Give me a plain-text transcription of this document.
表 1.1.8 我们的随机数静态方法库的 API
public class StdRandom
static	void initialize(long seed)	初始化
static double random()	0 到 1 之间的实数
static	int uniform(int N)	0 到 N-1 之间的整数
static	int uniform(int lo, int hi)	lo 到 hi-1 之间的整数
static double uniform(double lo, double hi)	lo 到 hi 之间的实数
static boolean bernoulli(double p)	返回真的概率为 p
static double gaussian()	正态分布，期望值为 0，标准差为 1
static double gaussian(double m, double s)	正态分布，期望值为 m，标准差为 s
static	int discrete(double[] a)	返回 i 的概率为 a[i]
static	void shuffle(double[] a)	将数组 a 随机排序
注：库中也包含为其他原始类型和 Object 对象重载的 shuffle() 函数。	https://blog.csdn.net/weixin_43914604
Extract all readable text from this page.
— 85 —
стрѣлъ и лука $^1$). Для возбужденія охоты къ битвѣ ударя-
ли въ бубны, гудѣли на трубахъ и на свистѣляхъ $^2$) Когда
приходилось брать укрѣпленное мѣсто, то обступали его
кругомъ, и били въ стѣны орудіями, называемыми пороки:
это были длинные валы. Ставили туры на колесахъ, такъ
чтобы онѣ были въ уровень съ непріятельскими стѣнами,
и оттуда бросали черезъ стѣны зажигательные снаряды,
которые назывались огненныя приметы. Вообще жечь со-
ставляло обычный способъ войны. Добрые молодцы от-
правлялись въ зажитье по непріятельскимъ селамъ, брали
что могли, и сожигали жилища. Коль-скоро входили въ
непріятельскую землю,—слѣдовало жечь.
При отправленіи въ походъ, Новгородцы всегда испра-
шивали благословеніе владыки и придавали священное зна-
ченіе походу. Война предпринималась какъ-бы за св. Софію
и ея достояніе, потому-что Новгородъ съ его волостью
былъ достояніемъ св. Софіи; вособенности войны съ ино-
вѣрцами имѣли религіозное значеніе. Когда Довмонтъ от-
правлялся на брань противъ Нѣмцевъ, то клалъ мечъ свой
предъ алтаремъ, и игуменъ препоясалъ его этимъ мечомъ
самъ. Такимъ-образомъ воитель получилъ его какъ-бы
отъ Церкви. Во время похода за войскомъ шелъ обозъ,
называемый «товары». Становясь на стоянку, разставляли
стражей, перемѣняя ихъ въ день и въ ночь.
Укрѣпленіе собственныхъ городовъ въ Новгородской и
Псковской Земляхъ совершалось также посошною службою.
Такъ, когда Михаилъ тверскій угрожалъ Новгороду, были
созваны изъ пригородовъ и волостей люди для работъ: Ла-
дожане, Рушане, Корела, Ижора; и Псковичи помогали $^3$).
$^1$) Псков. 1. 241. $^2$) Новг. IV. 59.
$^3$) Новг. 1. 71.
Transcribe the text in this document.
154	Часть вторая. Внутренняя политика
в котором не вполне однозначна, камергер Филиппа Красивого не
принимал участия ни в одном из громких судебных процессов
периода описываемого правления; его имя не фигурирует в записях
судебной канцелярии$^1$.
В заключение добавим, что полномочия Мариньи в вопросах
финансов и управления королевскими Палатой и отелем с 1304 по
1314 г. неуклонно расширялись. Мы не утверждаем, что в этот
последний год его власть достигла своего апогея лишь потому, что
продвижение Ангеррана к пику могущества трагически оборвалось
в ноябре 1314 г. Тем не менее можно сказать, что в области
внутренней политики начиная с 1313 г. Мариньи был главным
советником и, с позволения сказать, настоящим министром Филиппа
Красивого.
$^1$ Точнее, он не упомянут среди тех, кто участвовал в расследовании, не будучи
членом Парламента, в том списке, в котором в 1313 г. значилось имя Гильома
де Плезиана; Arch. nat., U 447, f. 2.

* GOAL OF THE EXERCISE
Copy every line of the records above that contains "shuffle".

* EXERCISE RESULT
static	void shuffle(double[] a)	将数组 a 随机排序
注：库中也包含为其他原始类型和 Object 对象重载的 shuffle() 函数。	https://blog.csdn.net/weixin_43914604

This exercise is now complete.